WRITTEN EXERCISE: Verbatim output of all the material below is required.

(Dataset rows)
============================================================

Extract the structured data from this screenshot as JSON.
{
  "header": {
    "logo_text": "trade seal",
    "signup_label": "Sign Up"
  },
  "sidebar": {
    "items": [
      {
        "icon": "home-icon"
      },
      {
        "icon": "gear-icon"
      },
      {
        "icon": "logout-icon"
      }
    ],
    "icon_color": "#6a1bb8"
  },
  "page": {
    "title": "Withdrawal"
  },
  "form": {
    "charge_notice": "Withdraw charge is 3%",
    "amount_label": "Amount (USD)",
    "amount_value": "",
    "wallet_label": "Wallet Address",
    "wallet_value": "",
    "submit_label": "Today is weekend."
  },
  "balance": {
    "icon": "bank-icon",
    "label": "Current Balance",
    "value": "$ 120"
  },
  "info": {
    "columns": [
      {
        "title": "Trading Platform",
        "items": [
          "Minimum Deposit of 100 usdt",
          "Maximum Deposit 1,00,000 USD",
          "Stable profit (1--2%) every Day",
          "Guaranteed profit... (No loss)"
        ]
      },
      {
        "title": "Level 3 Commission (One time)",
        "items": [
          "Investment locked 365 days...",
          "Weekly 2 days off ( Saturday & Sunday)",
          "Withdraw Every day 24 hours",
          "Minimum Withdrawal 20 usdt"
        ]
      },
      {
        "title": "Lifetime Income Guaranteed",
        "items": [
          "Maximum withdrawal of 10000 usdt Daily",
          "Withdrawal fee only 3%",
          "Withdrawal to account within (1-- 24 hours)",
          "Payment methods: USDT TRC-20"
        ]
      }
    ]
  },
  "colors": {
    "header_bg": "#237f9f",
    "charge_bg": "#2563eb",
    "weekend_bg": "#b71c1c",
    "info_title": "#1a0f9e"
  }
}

============================================================

SOLUTION TO THIS EXERCISE:
Extract the structured data from this screenshot as JSON.
{
  "header": {
    "logo_text": "trade seal",
    "signup_label": "Sign Up"
  },
  "sidebar": {
    "items": [
      {
        "icon": "home-icon"
      },
      {
        "icon": "gear-icon"
      },
      {
        "icon": "logout-icon"
      }
    ],
    "icon_color": "#6a1bb8"
  },
  "page": {
    "title": "Withdrawal"
  },
  "form": {
    "charge_notice": "Withdraw charge is 3%",
    "amount_label": "Amount (USD)",
    "amount_value": "",
    "wallet_label": "Wallet Address",
    "wallet_value": "",
    "submit_label": "Today is weekend."
  },
  "balance": {
    "icon": "bank-icon",
    "label": "Current Balance",
    "value": "$ 120"
  },
  "info": {
    "columns": [
      {
        "title": "Trading Platform",
        "items": [
          "Minimum Deposit of 100 usdt",
          "Maximum Deposit 1,00,000 USD",
          "Stable profit (1--2%) every Day",
          "Guaranteed profit... (No loss)"
        ]
      },
      {
        "title": "Level 3 Commission (One time)",
        "items": [
          "Investment locked 365 days...",
          "Weekly 2 days off ( Saturday & Sunday)",
          "Withdraw Every day 24 hours",
          "Minimum Withdrawal 20 usdt"
        ]
      },
      {
        "title": "Lifetime Income Guaranteed",
        "items": [
          "Maximum withdrawal of 10000 usdt Daily",
          "Withdrawal fee only 3%",
          "Withdrawal to account within (1-- 24 hours)",
          "Payment methods: USDT TRC-20"
        ]
      }
    ]
  },
  "colors": {
    "header_bg": "#237f9f",
    "charge_bg": "#2563eb",
    "weekend_bg": "#b71c1c",
    "info_title": "#1a0f9e"
  }
}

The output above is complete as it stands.